Provided material:
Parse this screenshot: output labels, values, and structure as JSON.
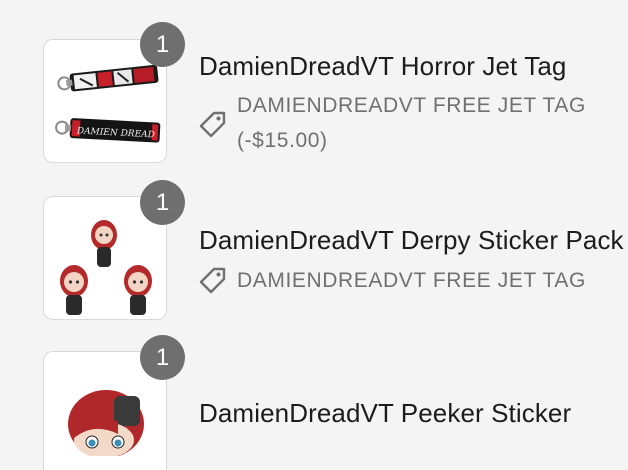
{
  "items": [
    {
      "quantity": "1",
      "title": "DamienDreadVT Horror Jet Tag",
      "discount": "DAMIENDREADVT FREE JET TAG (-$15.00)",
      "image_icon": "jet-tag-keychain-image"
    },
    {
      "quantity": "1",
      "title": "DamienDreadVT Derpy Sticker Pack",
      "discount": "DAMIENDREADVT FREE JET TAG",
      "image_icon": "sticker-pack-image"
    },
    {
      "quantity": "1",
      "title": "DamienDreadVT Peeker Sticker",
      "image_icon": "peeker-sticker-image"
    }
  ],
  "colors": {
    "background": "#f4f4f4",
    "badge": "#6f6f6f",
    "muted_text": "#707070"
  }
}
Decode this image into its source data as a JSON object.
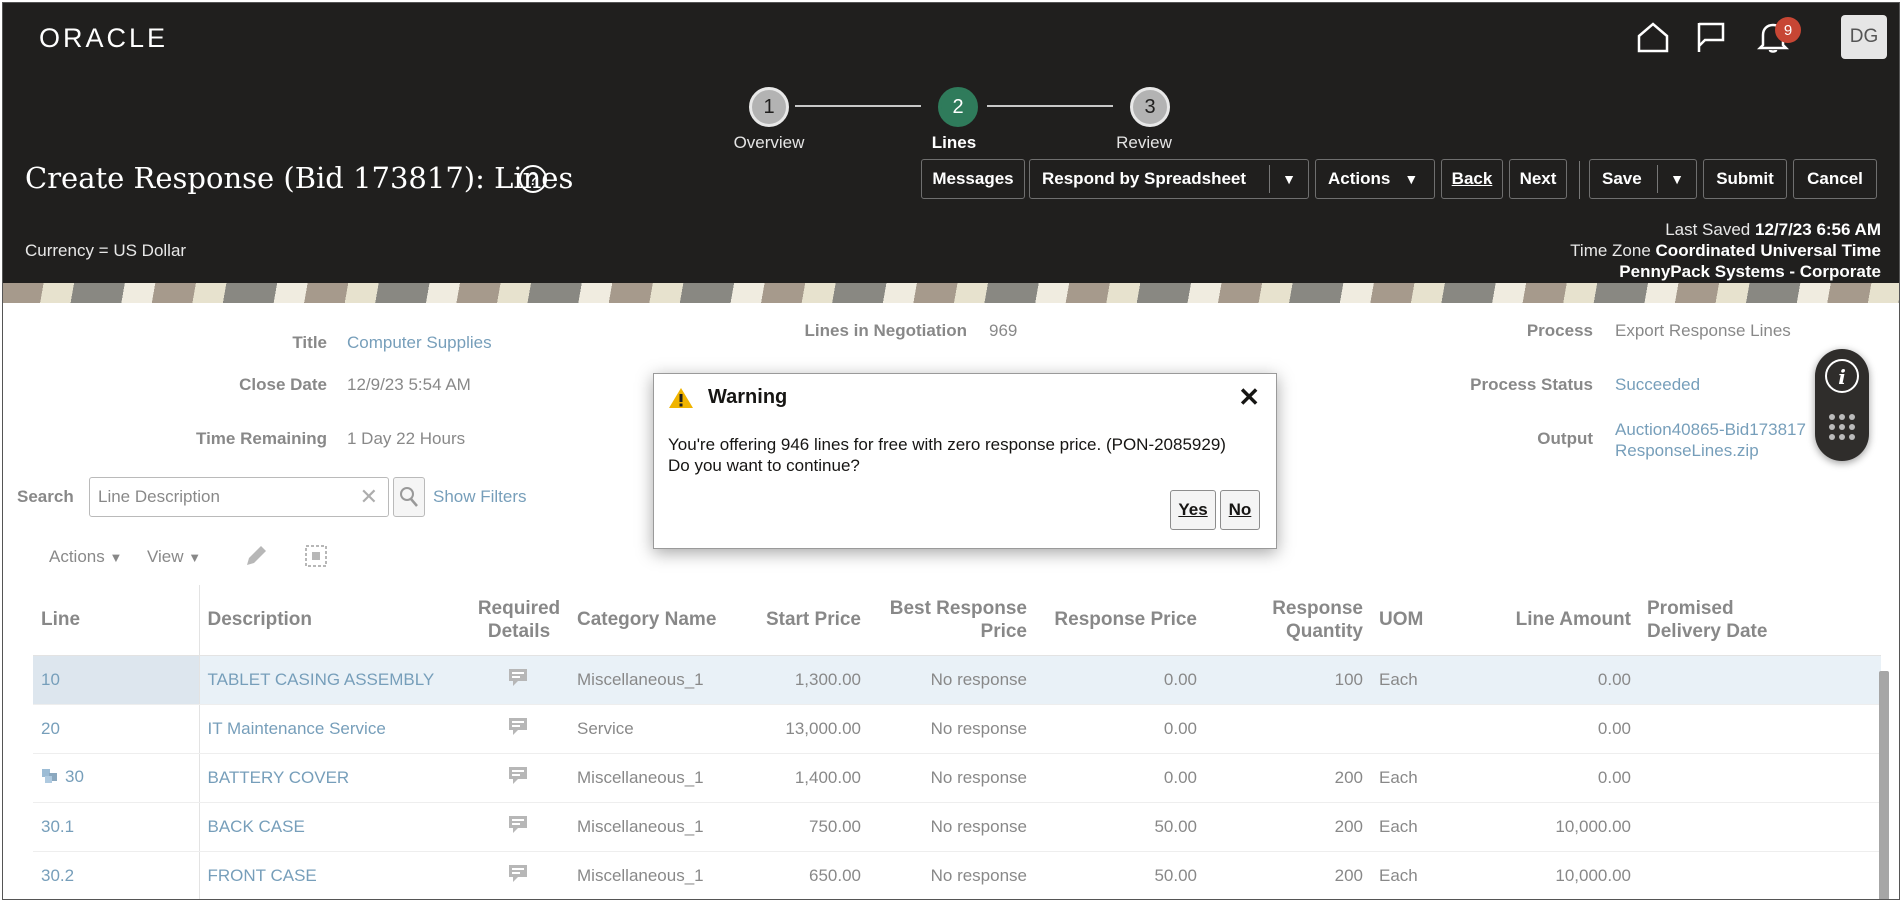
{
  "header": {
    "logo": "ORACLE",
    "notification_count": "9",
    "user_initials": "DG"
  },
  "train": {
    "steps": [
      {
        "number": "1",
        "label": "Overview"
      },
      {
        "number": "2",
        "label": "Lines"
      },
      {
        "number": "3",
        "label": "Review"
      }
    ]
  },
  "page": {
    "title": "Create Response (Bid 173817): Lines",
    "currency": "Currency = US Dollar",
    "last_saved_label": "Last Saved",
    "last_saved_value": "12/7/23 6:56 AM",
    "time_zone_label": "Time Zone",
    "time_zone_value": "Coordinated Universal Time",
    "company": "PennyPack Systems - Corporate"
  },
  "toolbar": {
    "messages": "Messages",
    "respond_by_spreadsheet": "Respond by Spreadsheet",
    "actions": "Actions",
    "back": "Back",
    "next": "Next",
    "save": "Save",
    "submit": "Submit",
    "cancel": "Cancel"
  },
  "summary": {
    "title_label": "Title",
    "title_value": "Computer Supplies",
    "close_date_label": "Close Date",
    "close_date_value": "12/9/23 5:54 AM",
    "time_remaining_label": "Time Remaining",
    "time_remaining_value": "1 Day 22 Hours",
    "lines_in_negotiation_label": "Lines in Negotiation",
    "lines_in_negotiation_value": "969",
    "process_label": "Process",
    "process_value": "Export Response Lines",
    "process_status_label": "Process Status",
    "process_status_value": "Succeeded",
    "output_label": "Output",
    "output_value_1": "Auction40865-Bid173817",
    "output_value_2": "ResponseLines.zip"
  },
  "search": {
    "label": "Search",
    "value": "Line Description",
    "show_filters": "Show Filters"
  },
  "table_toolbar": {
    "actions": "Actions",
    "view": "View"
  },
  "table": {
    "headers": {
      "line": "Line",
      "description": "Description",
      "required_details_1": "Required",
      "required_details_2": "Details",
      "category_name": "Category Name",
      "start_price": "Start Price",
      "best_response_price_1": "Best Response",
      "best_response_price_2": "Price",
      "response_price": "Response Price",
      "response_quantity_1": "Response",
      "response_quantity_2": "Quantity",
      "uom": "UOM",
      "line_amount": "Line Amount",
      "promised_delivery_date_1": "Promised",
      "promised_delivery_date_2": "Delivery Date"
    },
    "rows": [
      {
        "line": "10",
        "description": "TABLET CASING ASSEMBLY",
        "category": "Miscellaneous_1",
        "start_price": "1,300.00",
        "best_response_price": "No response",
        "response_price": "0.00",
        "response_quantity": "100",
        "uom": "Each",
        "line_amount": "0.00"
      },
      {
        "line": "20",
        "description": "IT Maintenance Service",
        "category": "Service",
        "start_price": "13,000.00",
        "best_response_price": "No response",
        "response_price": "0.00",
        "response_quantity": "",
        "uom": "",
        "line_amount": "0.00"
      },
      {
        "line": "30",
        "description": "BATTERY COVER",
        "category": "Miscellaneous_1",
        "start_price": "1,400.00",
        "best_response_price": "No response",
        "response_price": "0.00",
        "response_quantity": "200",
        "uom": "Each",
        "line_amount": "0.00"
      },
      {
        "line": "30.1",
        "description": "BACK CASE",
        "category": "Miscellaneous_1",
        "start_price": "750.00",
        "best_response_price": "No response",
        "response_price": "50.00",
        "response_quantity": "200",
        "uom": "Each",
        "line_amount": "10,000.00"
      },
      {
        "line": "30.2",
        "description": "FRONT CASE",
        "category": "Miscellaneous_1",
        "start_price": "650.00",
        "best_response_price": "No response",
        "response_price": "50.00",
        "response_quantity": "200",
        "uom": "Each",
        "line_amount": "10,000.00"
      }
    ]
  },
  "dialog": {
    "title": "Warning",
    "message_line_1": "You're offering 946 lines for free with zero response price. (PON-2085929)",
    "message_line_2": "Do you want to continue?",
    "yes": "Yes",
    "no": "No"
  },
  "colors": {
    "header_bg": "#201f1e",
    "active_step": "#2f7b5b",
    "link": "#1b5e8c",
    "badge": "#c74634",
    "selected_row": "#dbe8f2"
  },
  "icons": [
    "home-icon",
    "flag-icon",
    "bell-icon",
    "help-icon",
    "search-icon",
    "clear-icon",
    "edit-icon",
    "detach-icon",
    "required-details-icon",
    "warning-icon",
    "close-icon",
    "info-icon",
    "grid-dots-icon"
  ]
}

Direction: The records shown above are to be repeated exactly, with the pictures left out.

Reply to the exercise:
Parse this screenshot: output labels, values, and structure as JSON.
{
  "items": [
    {
      "quantity": "1",
      "title": "DamienDreadVT Horror Jet Tag",
      "discount": "DAMIENDREADVT FREE JET TAG (-$15.00)",
      "image_icon": "jet-tag-keychain-image"
    },
    {
      "quantity": "1",
      "title": "DamienDreadVT Derpy Sticker Pack",
      "discount": "DAMIENDREADVT FREE JET TAG",
      "image_icon": "sticker-pack-image"
    },
    {
      "quantity": "1",
      "title": "DamienDreadVT Peeker Sticker",
      "image_icon": "peeker-sticker-image"
    }
  ],
  "colors": {
    "background": "#f4f4f4",
    "badge": "#6f6f6f",
    "muted_text": "#707070"
  }
}
Decode this image into its source data as a JSON object.
{
  "header": {
    "logo": "ORACLE",
    "notification_count": "9",
    "user_initials": "DG"
  },
  "train": {
    "steps": [
      {
        "number": "1",
        "label": "Overview"
      },
      {
        "number": "2",
        "label": "Lines"
      },
      {
        "number": "3",
        "label": "Review"
      }
    ]
  },
  "page": {
    "title": "Create Response (Bid 173817): Lines",
    "currency": "Currency = US Dollar",
    "last_saved_label": "Last Saved",
    "last_saved_value": "12/7/23 6:56 AM",
    "time_zone_label": "Time Zone",
    "time_zone_value": "Coordinated Universal Time",
    "company": "PennyPack Systems - Corporate"
  },
  "toolbar": {
    "messages": "Messages",
    "respond_by_spreadsheet": "Respond by Spreadsheet",
    "actions": "Actions",
    "back": "Back",
    "next": "Next",
    "save": "Save",
    "submit": "Submit",
    "cancel": "Cancel"
  },
  "summary": {
    "title_label": "Title",
    "title_value": "Computer Supplies",
    "close_date_label": "Close Date",
    "close_date_value": "12/9/23 5:54 AM",
    "time_remaining_label": "Time Remaining",
    "time_remaining_value": "1 Day 22 Hours",
    "lines_in_negotiation_label": "Lines in Negotiation",
    "lines_in_negotiation_value": "969",
    "process_label": "Process",
    "process_value": "Export Response Lines",
    "process_status_label": "Process Status",
    "process_status_value": "Succeeded",
    "output_label": "Output",
    "output_value_1": "Auction40865-Bid173817",
    "output_value_2": "ResponseLines.zip"
  },
  "search": {
    "label": "Search",
    "value": "Line Description",
    "show_filters": "Show Filters"
  },
  "table_toolbar": {
    "actions": "Actions",
    "view": "View"
  },
  "table": {
    "headers": {
      "line": "Line",
      "description": "Description",
      "required_details_1": "Required",
      "required_details_2": "Details",
      "category_name": "Category Name",
      "start_price": "Start Price",
      "best_response_price_1": "Best Response",
      "best_response_price_2": "Price",
      "response_price": "Response Price",
      "response_quantity_1": "Response",
      "response_quantity_2": "Quantity",
      "uom": "UOM",
      "line_amount": "Line Amount",
      "promised_delivery_date_1": "Promised",
      "promised_delivery_date_2": "Delivery Date"
    },
    "rows": [
      {
        "line": "10",
        "description": "TABLET CASING ASSEMBLY",
        "category": "Miscellaneous_1",
        "start_price": "1,300.00",
        "best_response_price": "No response",
        "response_price": "0.00",
        "response_quantity": "100",
        "uom": "Each",
        "line_amount": "0.00"
      },
      {
        "line": "20",
        "description": "IT Maintenance Service",
        "category": "Service",
        "start_price": "13,000.00",
        "best_response_price": "No response",
        "response_price": "0.00",
        "response_quantity": "",
        "uom": "",
        "line_amount": "0.00"
      },
      {
        "line": "30",
        "description": "BATTERY COVER",
        "category": "Miscellaneous_1",
        "start_price": "1,400.00",
        "best_response_price": "No response",
        "response_price": "0.00",
        "response_quantity": "200",
        "uom": "Each",
        "line_amount": "0.00"
      },
      {
        "line": "30.1",
        "description": "BACK CASE",
        "category": "Miscellaneous_1",
        "start_price": "750.00",
        "best_response_price": "No response",
        "response_price": "50.00",
        "response_quantity": "200",
        "uom": "Each",
        "line_amount": "10,000.00"
      },
      {
        "line": "30.2",
        "description": "FRONT CASE",
        "category": "Miscellaneous_1",
        "start_price": "650.00",
        "best_response_price": "No response",
        "response_price": "50.00",
        "response_quantity": "200",
        "uom": "Each",
        "line_amount": "10,000.00"
      }
    ]
  },
  "dialog": {
    "title": "Warning",
    "message_line_1": "You're offering 946 lines for free with zero response price. (PON-2085929)",
    "message_line_2": "Do you want to continue?",
    "yes": "Yes",
    "no": "No"
  },
  "colors": {
    "header_bg": "#201f1e",
    "active_step": "#2f7b5b",
    "link": "#1b5e8c",
    "badge": "#c74634",
    "selected_row": "#dbe8f2"
  },
  "icons": [
    "home-icon",
    "flag-icon",
    "bell-icon",
    "help-icon",
    "search-icon",
    "clear-icon",
    "edit-icon",
    "detach-icon",
    "required-details-icon",
    "warning-icon",
    "close-icon",
    "info-icon",
    "grid-dots-icon"
  ]
}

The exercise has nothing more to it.